### EXERCISE BRIEF
Print out each entry below exactly, please.

###

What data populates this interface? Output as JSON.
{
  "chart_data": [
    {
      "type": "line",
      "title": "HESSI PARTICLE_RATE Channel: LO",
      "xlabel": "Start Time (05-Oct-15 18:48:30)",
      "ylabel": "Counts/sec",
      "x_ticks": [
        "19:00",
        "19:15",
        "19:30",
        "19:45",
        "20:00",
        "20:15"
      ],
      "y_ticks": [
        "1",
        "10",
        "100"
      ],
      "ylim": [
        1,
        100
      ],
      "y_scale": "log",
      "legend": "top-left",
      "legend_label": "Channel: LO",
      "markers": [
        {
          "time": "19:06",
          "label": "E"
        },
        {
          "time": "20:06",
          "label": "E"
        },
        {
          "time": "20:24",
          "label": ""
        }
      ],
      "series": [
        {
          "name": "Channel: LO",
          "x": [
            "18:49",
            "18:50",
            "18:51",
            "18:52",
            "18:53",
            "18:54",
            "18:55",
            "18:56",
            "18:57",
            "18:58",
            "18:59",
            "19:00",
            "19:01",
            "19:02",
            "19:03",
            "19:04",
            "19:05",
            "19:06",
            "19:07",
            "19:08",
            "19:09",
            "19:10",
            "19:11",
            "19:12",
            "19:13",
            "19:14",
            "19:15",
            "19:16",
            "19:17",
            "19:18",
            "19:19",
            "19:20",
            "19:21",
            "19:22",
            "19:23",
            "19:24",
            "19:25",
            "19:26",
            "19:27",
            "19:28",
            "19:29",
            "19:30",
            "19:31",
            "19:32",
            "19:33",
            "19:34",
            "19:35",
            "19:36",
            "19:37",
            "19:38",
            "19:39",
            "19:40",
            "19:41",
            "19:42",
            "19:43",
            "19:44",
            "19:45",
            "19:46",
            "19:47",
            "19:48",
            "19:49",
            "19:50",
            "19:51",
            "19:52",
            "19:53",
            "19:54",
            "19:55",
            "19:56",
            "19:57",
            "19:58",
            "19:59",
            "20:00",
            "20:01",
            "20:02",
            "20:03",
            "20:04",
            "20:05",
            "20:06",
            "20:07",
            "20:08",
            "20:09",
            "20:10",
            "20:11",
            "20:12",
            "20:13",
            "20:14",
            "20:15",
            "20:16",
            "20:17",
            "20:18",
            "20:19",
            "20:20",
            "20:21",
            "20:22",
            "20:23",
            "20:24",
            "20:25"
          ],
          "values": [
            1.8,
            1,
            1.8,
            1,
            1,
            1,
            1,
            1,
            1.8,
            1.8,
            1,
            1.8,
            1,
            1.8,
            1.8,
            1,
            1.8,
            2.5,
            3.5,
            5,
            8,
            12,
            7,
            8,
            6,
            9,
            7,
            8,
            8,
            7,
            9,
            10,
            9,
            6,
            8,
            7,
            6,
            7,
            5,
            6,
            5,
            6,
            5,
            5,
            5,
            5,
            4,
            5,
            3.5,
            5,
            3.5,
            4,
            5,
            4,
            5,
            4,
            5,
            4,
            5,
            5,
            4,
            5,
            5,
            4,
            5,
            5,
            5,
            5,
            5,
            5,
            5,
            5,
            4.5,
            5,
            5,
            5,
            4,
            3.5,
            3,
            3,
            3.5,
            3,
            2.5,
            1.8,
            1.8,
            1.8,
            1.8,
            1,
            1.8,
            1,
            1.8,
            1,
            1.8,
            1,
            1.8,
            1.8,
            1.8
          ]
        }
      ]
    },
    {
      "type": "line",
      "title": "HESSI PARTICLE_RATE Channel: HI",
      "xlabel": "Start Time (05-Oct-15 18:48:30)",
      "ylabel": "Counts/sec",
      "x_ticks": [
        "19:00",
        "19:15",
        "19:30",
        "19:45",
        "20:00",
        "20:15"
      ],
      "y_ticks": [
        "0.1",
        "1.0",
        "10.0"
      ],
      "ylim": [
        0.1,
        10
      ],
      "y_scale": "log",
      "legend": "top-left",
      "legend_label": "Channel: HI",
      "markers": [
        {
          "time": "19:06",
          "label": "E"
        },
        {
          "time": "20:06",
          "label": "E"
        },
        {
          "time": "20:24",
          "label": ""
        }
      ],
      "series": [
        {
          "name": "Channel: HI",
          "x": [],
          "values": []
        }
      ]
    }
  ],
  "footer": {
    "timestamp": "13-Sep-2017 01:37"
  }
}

###

### EXPECTED ANSWER
What data populates this interface? Output as JSON.
{
  "chart_data": [
    {
      "type": "line",
      "title": "HESSI PARTICLE_RATE Channel: LO",
      "xlabel": "Start Time (05-Oct-15 18:48:30)",
      "ylabel": "Counts/sec",
      "x_ticks": [
        "19:00",
        "19:15",
        "19:30",
        "19:45",
        "20:00",
        "20:15"
      ],
      "y_ticks": [
        "1",
        "10",
        "100"
      ],
      "ylim": [
        1,
        100
      ],
      "y_scale": "log",
      "legend": "top-left",
      "legend_label": "Channel: LO",
      "markers": [
        {
          "time": "19:06",
          "label": "E"
        },
        {
          "time": "20:06",
          "label": "E"
        },
        {
          "time": "20:24",
          "label": ""
        }
      ],
      "series": [
        {
          "name": "Channel: LO",
          "x": [
            "18:49",
            "18:50",
            "18:51",
            "18:52",
            "18:53",
            "18:54",
            "18:55",
            "18:56",
            "18:57",
            "18:58",
            "18:59",
            "19:00",
            "19:01",
            "19:02",
            "19:03",
            "19:04",
            "19:05",
            "19:06",
            "19:07",
            "19:08",
            "19:09",
            "19:10",
            "19:11",
            "19:12",
            "19:13",
            "19:14",
            "19:15",
            "19:16",
            "19:17",
            "19:18",
            "19:19",
            "19:20",
            "19:21",
            "19:22",
            "19:23",
            "19:24",
            "19:25",
            "19:26",
            "19:27",
            "19:28",
            "19:29",
            "19:30",
            "19:31",
            "19:32",
            "19:33",
            "19:34",
            "19:35",
            "19:36",
            "19:37",
            "19:38",
            "19:39",
            "19:40",
            "19:41",
            "19:42",
            "19:43",
            "19:44",
            "19:45",
            "19:46",
            "19:47",
            "19:48",
            "19:49",
            "19:50",
            "19:51",
            "19:52",
            "19:53",
            "19:54",
            "19:55",
            "19:56",
            "19:57",
            "19:58",
            "19:59",
            "20:00",
            "20:01",
            "20:02",
            "20:03",
            "20:04",
            "20:05",
            "20:06",
            "20:07",
            "20:08",
            "20:09",
            "20:10",
            "20:11",
            "20:12",
            "20:13",
            "20:14",
            "20:15",
            "20:16",
            "20:17",
            "20:18",
            "20:19",
            "20:20",
            "20:21",
            "20:22",
            "20:23",
            "20:24",
            "20:25"
          ],
          "values": [
            1.8,
            1,
            1.8,
            1,
            1,
            1,
            1,
            1,
            1.8,
            1.8,
            1,
            1.8,
            1,
            1.8,
            1.8,
            1,
            1.8,
            2.5,
            3.5,
            5,
            8,
            12,
            7,
            8,
            6,
            9,
            7,
            8,
            8,
            7,
            9,
            10,
            9,
            6,
            8,
            7,
            6,
            7,
            5,
            6,
            5,
            6,
            5,
            5,
            5,
            5,
            4,
            5,
            3.5,
            5,
            3.5,
            4,
            5,
            4,
            5,
            4,
            5,
            4,
            5,
            5,
            4,
            5,
            5,
            4,
            5,
            5,
            5,
            5,
            5,
            5,
            5,
            5,
            4.5,
            5,
            5,
            5,
            4,
            3.5,
            3,
            3,
            3.5,
            3,
            2.5,
            1.8,
            1.8,
            1.8,
            1.8,
            1,
            1.8,
            1,
            1.8,
            1,
            1.8,
            1,
            1.8,
            1.8,
            1.8
          ]
        }
      ]
    },
    {
      "type": "line",
      "title": "HESSI PARTICLE_RATE Channel: HI",
      "xlabel": "Start Time (05-Oct-15 18:48:30)",
      "ylabel": "Counts/sec",
      "x_ticks": [
        "19:00",
        "19:15",
        "19:30",
        "19:45",
        "20:00",
        "20:15"
      ],
      "y_ticks": [
        "0.1",
        "1.0",
        "10.0"
      ],
      "ylim": [
        0.1,
        10
      ],
      "y_scale": "log",
      "legend": "top-left",
      "legend_label": "Channel: HI",
      "markers": [
        {
          "time": "19:06",
          "label": "E"
        },
        {
          "time": "20:06",
          "label": "E"
        },
        {
          "time": "20:24",
          "label": ""
        }
      ],
      "series": [
        {
          "name": "Channel: HI",
          "x": [],
          "values": []
        }
      ]
    }
  ],
  "footer": {
    "timestamp": "13-Sep-2017 01:37"
  }
}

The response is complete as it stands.